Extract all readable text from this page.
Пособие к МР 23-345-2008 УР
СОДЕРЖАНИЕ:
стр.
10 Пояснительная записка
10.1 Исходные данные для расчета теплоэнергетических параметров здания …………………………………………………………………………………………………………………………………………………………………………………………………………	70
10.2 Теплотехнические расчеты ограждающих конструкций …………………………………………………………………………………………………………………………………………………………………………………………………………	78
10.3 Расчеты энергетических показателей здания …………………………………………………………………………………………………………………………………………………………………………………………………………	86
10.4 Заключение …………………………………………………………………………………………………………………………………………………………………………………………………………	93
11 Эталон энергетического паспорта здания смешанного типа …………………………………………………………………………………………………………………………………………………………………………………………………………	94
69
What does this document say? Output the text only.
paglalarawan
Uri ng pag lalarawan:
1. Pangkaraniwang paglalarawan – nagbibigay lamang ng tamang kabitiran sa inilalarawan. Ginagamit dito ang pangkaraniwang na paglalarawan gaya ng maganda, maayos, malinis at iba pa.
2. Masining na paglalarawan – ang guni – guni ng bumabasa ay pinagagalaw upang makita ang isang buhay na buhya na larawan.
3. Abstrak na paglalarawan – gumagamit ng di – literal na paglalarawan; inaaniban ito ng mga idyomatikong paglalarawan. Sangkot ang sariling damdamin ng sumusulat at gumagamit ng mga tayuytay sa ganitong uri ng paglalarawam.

## [Directions]
Repeat each record exactly. Omit nothing.

## [Written solution]
Extract all readable text from this page.
Пособие к МР 23-345-2008 УР
СОДЕРЖАНИЕ:
стр.
10 Пояснительная записка
10.1 Исходные данные для расчета теплоэнергетических параметров здания …………………………………………………………………………………………………………………………………………………………………………………………………………	70
10.2 Теплотехнические расчеты ограждающих конструкций …………………………………………………………………………………………………………………………………………………………………………………………………………	78
10.3 Расчеты энергетических показателей здания …………………………………………………………………………………………………………………………………………………………………………………………………………	86
10.4 Заключение …………………………………………………………………………………………………………………………………………………………………………………………………………	93
11 Эталон энергетического паспорта здания смешанного типа …………………………………………………………………………………………………………………………………………………………………………………………………………	94
69
What does this document say? Output the text only.
paglalarawan
Uri ng pag lalarawan:
1. Pangkaraniwang paglalarawan – nagbibigay lamang ng tamang kabitiran sa inilalarawan. Ginagamit dito ang pangkaraniwang na paglalarawan gaya ng maganda, maayos, malinis at iba pa.
2. Masining na paglalarawan – ang guni – guni ng bumabasa ay pinagagalaw upang makita ang isang buhay na buhya na larawan.
3. Abstrak na paglalarawan – gumagamit ng di – literal na paglalarawan; inaaniban ito ng mga idyomatikong paglalarawan. Sangkot ang sariling damdamin ng sumusulat at gumagamit ng mga tayuytay sa ganitong uri ng paglalarawam.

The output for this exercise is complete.